Exercise aim: Everything in the data should be repeated exactly, save for the images.

Raw data:

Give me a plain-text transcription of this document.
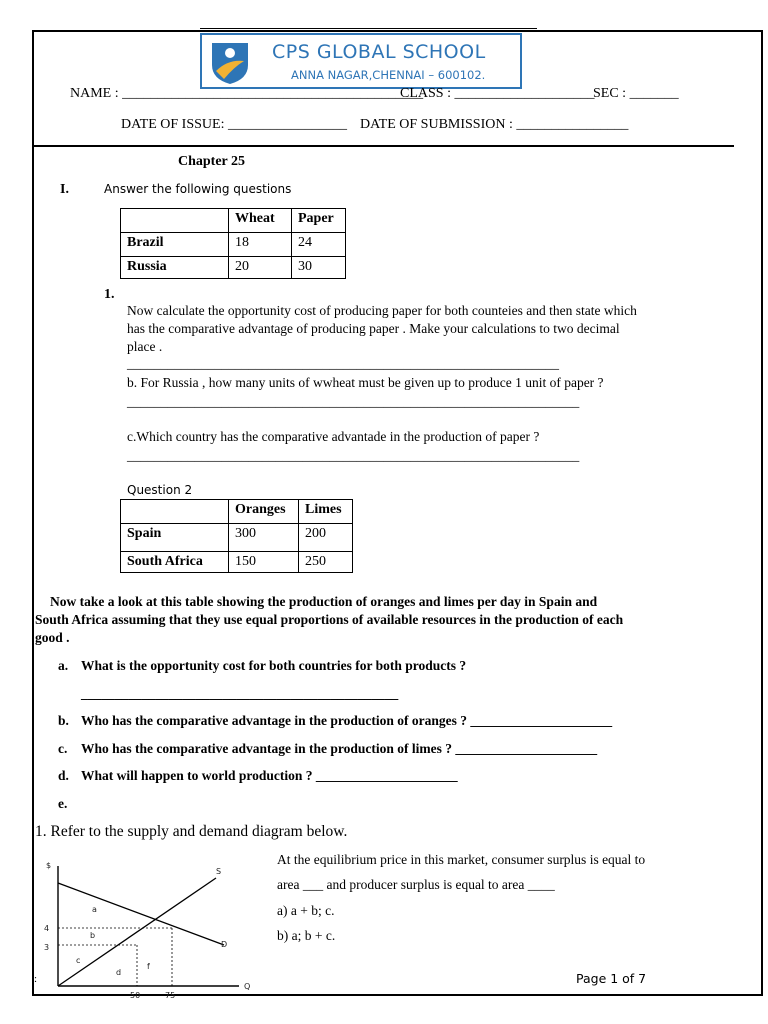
CPS GLOBAL SCHOOL
ANNA NAGAR,CHENNAI – 600102.
NAME : ___________________________________________
CLASS : ____________________
SEC : _______
DATE OF ISSUE: _________________ DATE OF SUBMISSION : ________________
Chapter 25
I.	Answer the following questions
	Wheat	Paper
Brazil	18	24
Russia	20	30
1.
Now calculate the opportunity cost of producing paper for both counteies and then state which
has the comparative advantage of producing paper . Make your calculations to two decimal
place .
________________________________________________________________
b. For Russia , how many units of wwheat must be given up to produce 1 unit of paper ?
___________________________________________________________________
c.Which country has the comparative advantade in the production of paper ?
___________________________________________________________________
Question 2
	Oranges	Limes
Spain	300	200
South Africa	150	250
Now take a look at this table showing the production of oranges and limes per day in Spain and
South Africa assuming that they use equal proportions of available resources in the production of each
good .
a. What is the opportunity cost for both countries for both products ?
_______________________________________________
b. Who has the comparative advantage in the production of oranges ? _____________________
c. Who has the comparative advantage in the production of limes ? _____________________
d. What will happen to world production ? _____________________
e.
1. Refer to the supply and demand diagram below.
At the equilibrium price in this market, consumer surplus is equal to
area ___ and producer surplus is equal to area ____
a) a + b; c.
b) a; b + c.
$
Q
S
D
4
3
50	75
a
b
c
d
f
:	Page 1 of 7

Worked answer:
Give me a plain-text transcription of this document.
CPS GLOBAL SCHOOL
ANNA NAGAR,CHENNAI – 600102.
NAME : ___________________________________________
CLASS : ____________________
SEC : _______
DATE OF ISSUE: _________________ DATE OF SUBMISSION : ________________
Chapter 25
I.	Answer the following questions
	Wheat	Paper
Brazil	18	24
Russia	20	30
1.
Now calculate the opportunity cost of producing paper for both counteies and then state which
has the comparative advantage of producing paper . Make your calculations to two decimal
place .
________________________________________________________________
b. For Russia , how many units of wwheat must be given up to produce 1 unit of paper ?
___________________________________________________________________
c.Which country has the comparative advantade in the production of paper ?
___________________________________________________________________
Question 2
	Oranges	Limes
Spain	300	200
South Africa	150	250
Now take a look at this table showing the production of oranges and limes per day in Spain and
South Africa assuming that they use equal proportions of available resources in the production of each
good .
a. What is the opportunity cost for both countries for both products ?
_______________________________________________
b. Who has the comparative advantage in the production of oranges ? _____________________
c. Who has the comparative advantage in the production of limes ? _____________________
d. What will happen to world production ? _____________________
e.
1. Refer to the supply and demand diagram below.
At the equilibrium price in this market, consumer surplus is equal to
area ___ and producer surplus is equal to area ____
a) a + b; c.
b) a; b + c.
$
Q
S
D
4
3
50	75
a
b
c
d
f
:	Page 1 of 7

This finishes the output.